SUPPLIED MATERIAL →
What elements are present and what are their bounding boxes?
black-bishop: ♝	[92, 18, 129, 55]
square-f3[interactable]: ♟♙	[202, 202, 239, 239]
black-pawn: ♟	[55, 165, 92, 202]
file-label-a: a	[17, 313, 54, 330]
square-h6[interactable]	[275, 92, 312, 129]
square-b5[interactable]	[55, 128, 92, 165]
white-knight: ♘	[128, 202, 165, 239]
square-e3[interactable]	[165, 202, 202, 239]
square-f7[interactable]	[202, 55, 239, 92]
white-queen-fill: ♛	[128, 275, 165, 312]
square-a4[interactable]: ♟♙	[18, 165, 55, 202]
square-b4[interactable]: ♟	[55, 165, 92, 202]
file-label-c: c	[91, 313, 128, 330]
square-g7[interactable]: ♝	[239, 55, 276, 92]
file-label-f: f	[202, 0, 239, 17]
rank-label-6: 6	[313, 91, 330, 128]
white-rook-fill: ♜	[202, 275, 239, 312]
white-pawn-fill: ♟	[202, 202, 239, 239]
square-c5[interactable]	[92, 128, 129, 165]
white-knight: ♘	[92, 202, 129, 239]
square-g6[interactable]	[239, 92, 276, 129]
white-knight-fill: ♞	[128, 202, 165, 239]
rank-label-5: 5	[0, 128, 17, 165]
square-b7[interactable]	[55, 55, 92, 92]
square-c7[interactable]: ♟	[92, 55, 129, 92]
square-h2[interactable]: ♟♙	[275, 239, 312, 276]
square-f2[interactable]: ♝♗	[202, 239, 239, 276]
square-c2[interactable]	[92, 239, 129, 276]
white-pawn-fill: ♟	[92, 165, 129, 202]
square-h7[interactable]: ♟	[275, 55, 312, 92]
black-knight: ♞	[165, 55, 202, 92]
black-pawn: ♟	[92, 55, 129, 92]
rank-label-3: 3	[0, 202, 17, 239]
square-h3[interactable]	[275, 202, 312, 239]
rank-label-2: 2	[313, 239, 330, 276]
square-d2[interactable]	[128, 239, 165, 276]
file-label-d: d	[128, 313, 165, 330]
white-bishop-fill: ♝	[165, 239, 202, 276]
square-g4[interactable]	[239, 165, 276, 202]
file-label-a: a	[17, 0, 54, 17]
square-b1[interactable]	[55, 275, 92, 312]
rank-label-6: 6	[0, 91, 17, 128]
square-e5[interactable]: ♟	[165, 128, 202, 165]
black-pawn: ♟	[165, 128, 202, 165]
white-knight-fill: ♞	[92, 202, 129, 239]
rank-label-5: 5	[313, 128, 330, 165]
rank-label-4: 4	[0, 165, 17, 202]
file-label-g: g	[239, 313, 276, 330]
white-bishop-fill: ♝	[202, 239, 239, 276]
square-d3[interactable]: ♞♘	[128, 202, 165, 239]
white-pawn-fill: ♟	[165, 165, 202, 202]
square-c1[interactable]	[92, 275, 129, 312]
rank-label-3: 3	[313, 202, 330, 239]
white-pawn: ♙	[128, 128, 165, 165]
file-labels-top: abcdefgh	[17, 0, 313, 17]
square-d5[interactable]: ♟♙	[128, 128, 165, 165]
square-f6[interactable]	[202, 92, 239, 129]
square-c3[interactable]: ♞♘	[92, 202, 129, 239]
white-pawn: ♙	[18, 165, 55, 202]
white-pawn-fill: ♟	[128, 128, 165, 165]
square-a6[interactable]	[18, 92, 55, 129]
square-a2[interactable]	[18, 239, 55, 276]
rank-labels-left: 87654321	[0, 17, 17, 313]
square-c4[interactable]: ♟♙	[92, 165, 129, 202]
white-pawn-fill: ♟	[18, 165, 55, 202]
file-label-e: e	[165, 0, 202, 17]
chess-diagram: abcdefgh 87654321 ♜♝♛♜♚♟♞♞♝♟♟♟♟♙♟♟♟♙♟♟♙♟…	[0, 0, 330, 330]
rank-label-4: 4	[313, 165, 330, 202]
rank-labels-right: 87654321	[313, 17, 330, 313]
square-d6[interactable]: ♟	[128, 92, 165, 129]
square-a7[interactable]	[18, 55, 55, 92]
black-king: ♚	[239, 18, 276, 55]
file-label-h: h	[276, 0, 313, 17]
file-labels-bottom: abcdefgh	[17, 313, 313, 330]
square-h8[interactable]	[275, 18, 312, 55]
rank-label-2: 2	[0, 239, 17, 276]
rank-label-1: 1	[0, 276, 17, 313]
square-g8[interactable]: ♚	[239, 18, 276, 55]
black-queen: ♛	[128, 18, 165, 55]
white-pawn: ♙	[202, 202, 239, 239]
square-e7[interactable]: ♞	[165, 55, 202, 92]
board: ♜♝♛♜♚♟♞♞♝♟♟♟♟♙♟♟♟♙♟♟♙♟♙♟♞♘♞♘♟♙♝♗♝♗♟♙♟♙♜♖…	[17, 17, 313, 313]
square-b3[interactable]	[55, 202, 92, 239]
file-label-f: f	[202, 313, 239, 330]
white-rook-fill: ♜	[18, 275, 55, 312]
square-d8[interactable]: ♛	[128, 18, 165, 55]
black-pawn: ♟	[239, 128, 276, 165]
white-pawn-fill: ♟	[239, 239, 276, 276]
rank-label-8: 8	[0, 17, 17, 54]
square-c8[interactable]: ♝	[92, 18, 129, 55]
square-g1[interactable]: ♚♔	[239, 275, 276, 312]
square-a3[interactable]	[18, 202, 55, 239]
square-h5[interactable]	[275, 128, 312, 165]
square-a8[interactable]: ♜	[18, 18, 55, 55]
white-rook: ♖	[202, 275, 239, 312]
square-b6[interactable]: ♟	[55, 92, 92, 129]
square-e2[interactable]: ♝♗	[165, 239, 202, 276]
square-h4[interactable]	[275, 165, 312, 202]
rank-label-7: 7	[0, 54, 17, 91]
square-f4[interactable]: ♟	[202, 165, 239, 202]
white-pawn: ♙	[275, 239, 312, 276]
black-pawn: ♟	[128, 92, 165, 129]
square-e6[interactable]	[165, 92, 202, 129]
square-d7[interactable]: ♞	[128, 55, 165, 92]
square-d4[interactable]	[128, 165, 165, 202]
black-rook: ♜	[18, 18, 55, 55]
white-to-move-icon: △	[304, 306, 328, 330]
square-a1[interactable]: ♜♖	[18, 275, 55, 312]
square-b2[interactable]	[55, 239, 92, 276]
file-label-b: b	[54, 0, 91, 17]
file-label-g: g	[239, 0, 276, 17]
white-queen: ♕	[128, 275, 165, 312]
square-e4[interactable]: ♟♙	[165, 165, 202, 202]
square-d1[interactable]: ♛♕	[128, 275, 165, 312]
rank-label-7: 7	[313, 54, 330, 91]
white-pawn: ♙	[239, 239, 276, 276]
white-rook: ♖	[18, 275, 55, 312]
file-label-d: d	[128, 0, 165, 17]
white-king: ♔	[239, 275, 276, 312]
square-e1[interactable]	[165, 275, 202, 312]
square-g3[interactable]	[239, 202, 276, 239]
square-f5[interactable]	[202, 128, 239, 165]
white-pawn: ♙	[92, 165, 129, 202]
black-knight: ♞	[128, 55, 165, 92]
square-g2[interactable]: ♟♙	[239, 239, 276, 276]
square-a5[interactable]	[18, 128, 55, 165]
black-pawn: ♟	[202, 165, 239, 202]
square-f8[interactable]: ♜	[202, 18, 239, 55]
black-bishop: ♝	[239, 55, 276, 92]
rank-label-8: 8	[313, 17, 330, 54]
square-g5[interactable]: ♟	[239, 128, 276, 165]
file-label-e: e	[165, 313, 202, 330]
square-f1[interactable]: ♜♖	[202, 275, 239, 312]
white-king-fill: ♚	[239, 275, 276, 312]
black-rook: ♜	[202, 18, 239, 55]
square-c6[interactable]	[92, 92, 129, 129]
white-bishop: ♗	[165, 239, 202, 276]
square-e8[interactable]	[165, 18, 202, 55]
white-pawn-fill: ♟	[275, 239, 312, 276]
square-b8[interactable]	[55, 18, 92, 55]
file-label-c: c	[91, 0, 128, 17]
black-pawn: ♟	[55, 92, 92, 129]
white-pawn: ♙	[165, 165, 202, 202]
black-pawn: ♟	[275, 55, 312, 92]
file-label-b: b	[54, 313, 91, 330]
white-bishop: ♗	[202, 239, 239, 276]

YOUR OBJECTIVE → Reproduce the records word for word, beginning with the first line and ending after the line that contains "128, 330, 165]".

RESULT OF THE TASK →
What elements are present and what are their bounding boxes?
black-bishop: ♝	[92, 18, 129, 55]
square-f3[interactable]: ♟♙	[202, 202, 239, 239]
black-pawn: ♟	[55, 165, 92, 202]
file-label-a: a	[17, 313, 54, 330]
square-h6[interactable]	[275, 92, 312, 129]
square-b5[interactable]	[55, 128, 92, 165]
white-knight: ♘	[128, 202, 165, 239]
square-e3[interactable]	[165, 202, 202, 239]
square-f7[interactable]	[202, 55, 239, 92]
white-queen-fill: ♛	[128, 275, 165, 312]
square-a4[interactable]: ♟♙	[18, 165, 55, 202]
square-b4[interactable]: ♟	[55, 165, 92, 202]
file-label-c: c	[91, 313, 128, 330]
square-g7[interactable]: ♝	[239, 55, 276, 92]
file-label-f: f	[202, 0, 239, 17]
rank-label-6: 6	[313, 91, 330, 128]
white-rook-fill: ♜	[202, 275, 239, 312]
white-pawn-fill: ♟	[202, 202, 239, 239]
square-c5[interactable]	[92, 128, 129, 165]
white-knight: ♘	[92, 202, 129, 239]
square-g6[interactable]	[239, 92, 276, 129]
white-knight-fill: ♞	[128, 202, 165, 239]
rank-label-5: 5	[0, 128, 17, 165]
square-b7[interactable]	[55, 55, 92, 92]
square-c7[interactable]: ♟	[92, 55, 129, 92]
square-h2[interactable]: ♟♙	[275, 239, 312, 276]
square-f2[interactable]: ♝♗	[202, 239, 239, 276]
square-c2[interactable]	[92, 239, 129, 276]
white-pawn-fill: ♟	[92, 165, 129, 202]
square-h7[interactable]: ♟	[275, 55, 312, 92]
black-knight: ♞	[165, 55, 202, 92]
black-pawn: ♟	[92, 55, 129, 92]
rank-label-3: 3	[0, 202, 17, 239]
square-h3[interactable]	[275, 202, 312, 239]
rank-label-2: 2	[313, 239, 330, 276]
square-d2[interactable]	[128, 239, 165, 276]
file-label-d: d	[128, 313, 165, 330]
white-bishop-fill: ♝	[165, 239, 202, 276]
square-g4[interactable]	[239, 165, 276, 202]
file-label-a: a	[17, 0, 54, 17]
square-b1[interactable]	[55, 275, 92, 312]
rank-label-6: 6	[0, 91, 17, 128]
square-e5[interactable]: ♟	[165, 128, 202, 165]
black-pawn: ♟	[165, 128, 202, 165]
white-knight-fill: ♞	[92, 202, 129, 239]
rank-label-5: 5	[313, 128, 330, 165]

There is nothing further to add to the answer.